*** DATA FOR THIS EXERCISE

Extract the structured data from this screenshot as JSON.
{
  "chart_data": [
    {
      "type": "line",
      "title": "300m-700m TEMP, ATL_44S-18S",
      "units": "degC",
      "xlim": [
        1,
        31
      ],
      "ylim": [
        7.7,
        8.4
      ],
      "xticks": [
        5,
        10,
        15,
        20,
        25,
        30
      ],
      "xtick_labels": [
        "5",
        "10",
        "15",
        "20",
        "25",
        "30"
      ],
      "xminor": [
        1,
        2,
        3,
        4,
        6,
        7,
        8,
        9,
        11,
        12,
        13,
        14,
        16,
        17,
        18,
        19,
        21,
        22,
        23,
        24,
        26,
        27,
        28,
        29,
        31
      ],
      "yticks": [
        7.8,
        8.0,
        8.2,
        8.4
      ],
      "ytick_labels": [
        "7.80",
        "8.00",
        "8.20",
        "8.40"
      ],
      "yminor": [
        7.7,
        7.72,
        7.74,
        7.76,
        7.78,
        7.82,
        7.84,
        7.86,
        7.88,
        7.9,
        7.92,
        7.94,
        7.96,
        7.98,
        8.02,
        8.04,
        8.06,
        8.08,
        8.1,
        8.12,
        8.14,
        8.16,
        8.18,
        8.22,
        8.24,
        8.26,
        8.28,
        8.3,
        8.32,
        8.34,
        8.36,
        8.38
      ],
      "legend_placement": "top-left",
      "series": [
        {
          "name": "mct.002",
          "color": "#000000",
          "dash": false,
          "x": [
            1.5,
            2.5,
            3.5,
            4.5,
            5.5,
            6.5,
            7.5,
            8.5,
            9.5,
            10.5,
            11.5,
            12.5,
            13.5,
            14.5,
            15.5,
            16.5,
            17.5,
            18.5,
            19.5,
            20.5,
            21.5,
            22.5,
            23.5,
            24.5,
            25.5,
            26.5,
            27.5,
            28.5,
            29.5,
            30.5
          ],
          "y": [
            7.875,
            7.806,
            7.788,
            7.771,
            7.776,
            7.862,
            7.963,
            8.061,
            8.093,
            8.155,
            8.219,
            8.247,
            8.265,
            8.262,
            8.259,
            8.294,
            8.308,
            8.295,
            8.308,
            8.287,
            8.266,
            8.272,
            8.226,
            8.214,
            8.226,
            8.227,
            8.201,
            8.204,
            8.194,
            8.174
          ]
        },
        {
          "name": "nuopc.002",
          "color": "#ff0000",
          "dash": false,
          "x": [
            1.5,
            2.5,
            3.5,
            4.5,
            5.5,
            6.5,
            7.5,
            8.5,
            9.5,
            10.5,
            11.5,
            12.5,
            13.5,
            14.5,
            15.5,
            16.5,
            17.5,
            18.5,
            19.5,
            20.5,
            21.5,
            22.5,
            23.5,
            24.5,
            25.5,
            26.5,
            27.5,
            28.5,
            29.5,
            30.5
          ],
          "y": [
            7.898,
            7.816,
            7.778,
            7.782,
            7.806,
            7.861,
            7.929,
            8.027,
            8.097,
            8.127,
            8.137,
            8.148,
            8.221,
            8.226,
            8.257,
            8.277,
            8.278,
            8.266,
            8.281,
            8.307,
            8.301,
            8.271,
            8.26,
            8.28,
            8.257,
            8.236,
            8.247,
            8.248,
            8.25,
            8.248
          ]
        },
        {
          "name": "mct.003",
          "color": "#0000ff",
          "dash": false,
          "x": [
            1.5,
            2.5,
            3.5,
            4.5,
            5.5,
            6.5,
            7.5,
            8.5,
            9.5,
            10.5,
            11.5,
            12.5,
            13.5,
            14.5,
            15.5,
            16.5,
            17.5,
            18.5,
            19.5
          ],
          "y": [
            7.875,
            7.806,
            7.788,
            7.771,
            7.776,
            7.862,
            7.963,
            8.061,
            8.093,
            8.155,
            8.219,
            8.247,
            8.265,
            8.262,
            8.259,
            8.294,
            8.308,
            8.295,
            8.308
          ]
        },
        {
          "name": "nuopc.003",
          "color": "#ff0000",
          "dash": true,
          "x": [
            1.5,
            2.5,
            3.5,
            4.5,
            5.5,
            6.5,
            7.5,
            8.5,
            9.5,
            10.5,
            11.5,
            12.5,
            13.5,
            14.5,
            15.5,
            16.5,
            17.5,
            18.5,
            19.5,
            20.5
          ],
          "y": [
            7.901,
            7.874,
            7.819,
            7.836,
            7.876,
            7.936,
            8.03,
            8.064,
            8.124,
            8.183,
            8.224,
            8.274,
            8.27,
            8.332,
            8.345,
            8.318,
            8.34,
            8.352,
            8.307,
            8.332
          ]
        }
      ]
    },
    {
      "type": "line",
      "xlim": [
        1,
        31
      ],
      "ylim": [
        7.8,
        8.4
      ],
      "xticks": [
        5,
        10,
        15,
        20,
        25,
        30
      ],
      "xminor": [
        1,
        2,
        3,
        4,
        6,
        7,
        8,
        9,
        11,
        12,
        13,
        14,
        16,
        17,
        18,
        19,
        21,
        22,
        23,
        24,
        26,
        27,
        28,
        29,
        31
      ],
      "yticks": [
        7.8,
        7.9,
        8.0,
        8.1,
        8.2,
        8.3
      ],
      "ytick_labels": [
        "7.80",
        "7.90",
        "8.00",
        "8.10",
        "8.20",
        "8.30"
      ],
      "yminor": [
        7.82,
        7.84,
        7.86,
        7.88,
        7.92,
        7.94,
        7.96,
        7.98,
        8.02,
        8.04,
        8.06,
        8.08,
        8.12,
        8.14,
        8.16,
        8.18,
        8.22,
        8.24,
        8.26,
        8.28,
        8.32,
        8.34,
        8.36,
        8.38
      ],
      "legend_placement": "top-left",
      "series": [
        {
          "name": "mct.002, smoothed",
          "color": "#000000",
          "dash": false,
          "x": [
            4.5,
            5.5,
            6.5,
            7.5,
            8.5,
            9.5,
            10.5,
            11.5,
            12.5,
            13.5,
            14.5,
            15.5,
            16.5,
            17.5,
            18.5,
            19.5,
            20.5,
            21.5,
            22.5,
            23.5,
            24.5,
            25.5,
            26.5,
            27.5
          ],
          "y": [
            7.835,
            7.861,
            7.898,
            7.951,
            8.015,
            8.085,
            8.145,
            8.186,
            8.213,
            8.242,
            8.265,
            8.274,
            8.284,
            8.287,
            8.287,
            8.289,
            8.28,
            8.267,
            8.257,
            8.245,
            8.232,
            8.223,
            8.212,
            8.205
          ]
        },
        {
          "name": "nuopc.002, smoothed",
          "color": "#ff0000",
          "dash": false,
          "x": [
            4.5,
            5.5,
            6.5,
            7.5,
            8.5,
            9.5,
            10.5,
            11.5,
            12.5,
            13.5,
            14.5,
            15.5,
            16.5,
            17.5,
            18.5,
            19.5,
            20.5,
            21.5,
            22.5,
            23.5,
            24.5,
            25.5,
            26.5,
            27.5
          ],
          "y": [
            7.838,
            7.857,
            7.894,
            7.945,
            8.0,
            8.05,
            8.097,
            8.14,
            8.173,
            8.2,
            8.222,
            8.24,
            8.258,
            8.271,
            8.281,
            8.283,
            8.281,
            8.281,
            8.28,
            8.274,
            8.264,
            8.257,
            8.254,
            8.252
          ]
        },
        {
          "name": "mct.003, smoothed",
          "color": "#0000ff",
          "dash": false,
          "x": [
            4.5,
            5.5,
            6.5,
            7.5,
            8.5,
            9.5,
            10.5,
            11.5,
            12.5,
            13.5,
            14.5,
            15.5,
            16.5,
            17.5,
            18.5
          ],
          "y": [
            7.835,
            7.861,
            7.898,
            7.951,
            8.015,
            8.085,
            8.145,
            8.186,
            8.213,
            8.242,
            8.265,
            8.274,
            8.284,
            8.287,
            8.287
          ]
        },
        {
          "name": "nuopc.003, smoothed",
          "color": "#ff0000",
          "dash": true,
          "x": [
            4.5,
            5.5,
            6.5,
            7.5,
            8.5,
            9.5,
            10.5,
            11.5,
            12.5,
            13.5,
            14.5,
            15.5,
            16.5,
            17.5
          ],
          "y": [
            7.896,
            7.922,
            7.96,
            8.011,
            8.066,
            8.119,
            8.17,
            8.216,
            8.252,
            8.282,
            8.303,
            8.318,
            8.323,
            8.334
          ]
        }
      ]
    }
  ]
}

******

List each line in the listing that contains the string "nuopc".

• ANSWER TO THIS EXERCISE:
          "name": "nuopc.002",
          "name": "nuopc.003",
          "name": "nuopc.002, smoothed",
          "name": "nuopc.003, smoothed",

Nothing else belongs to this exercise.